EXCERPTED TEXT:
####
Loop boundary adequacy

In terms of coverage criteria, what to do when we have loops? When there is a loop, the block inside of the loop might be executed many times, making testing more complicated.

Think of a while(true) loop which can be non-terminating. If we wanted to be rigorous about it, we would have to test the program where the loop block is executed one time, two times, three times, etc. Imagine a for(i = 0; i < 10; i++) loop with a break inside of the body. We would have to test what happens if the loop body executes one time, two times, three times, ..., up to ten times. It might be impossible to exhaustively test all the combinations.

How can we handle long lasting loops (a loop that runs for many iterations), or unbounded loops (where we do not know how many times it will be executed)?

Given that exhaustive testing is impossible, testers often rely on the loop boundary adequacy criterion to decide when to stop testing a loop. A test suite satisfies this criterion if and only if for every loop:

  • A test case exercises the loop zero times;
  • A test case exercises the loop once;
  • A test case exercises the loop multiple times.

The idea behind the criterion is to make sure the program is tested when the loop is never executed (does the program behave correctly when the loop is simply 'skipped'?), when it only iterates once (as we empirically know that algorithms may not handle single cases correctly), and many times.

Pragmatically speaking, the main challenge comes when devising the test case for the loop being executed multiple times. Should the test case force the loop to iterate for 2, 5, or 10 times? That requires a good understanding of the program/requirement itself. Our suggestion for testers is to rely on specification-based techniques. With optimal understanding of the specs, one should be able to devise good tests for the particular loop.

Criteria subsumption

You might have noticed that the criteria we studied became more rigorous and demanding throughout this chapter. We started our discussion with line coverage. Then we discussed branch coverage, and we noticed that we could generate more tests if we focused on branches. Then, we discussed branch + condition coverage, and we noticed that we could generate even more tests, if we also focused on the conditions.

There is a relationship between these criteria. Some strategies subsume other strategies. Formally, a strategy X subsumes strategy Y if all elements that Y exercises are also exercised by X. You can see in the figure below the relationship between the coverage criteria we studied.
####
SOURCE DATA:
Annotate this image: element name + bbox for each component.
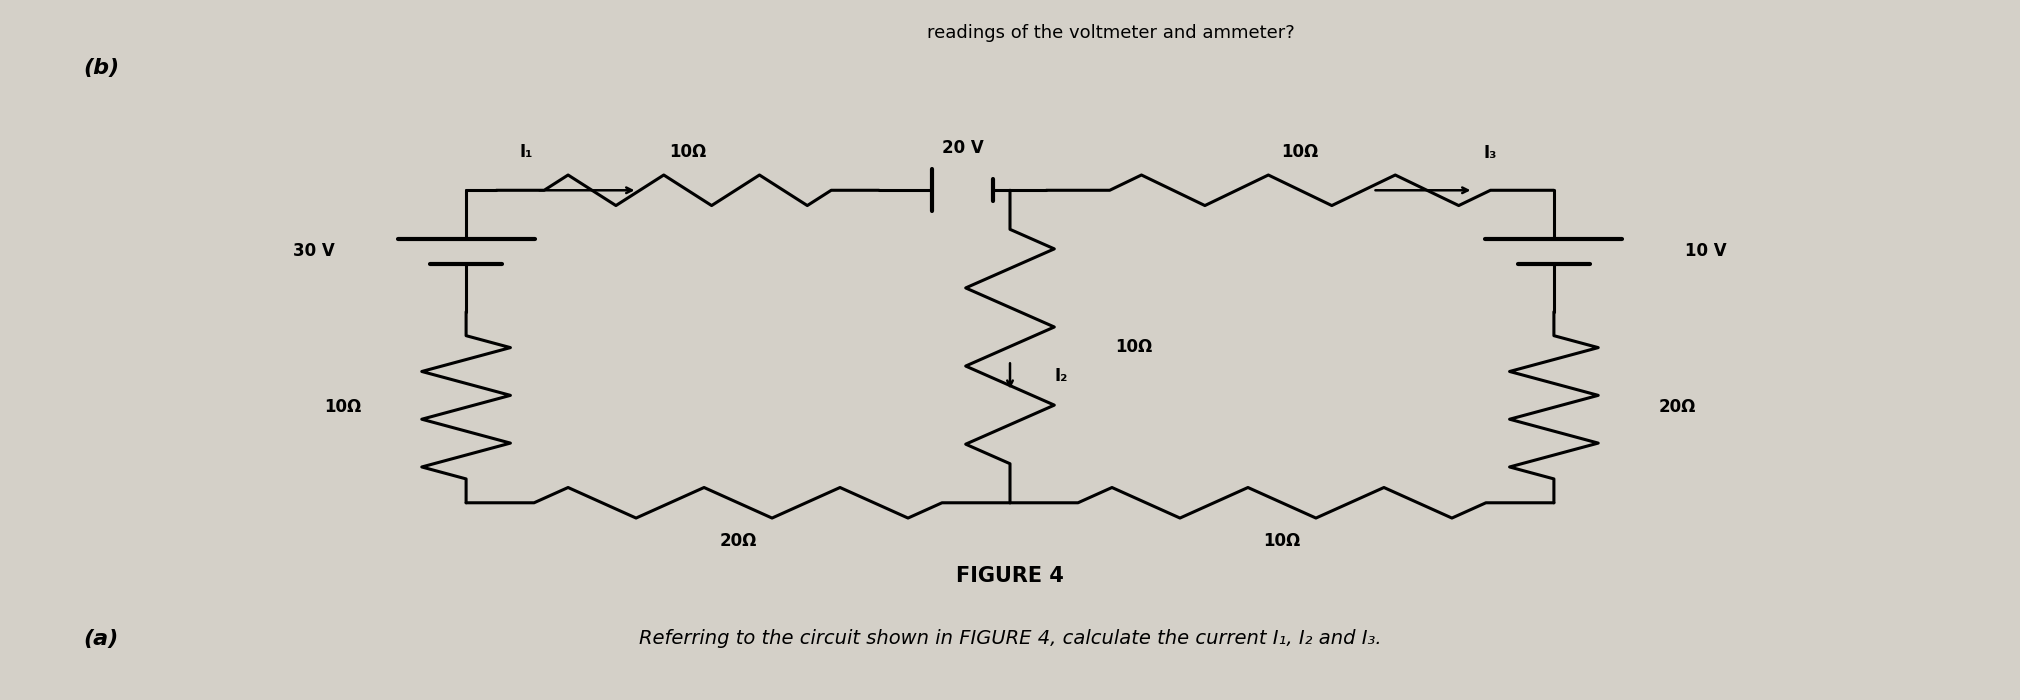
####
TO DO:
(a) Extract the passage of the loop boundary adequacy text between "Pragmatically speaking, the" and "the particular loop.", inclusive.
(b) In the loop boundary adequacy text, what kind of techniques are testers advised to rely on when deciding how many times a loop should iterate in the multiple-execution test case?

COMPLETED EXERCISE:
(a)
Pragmatically speaking, the main challenge comes when devising the test case for the loop being executed multiple times. Should the test case force the loop to iterate for 2, 5, or 10 times? That requires a good understanding of the program/requirement itself. Our suggestion for testers is to rely on specification-based techniques. With optimal understanding of the specs, one should be able to devise good tests for the particular loop.

(b) Specification-based techniques.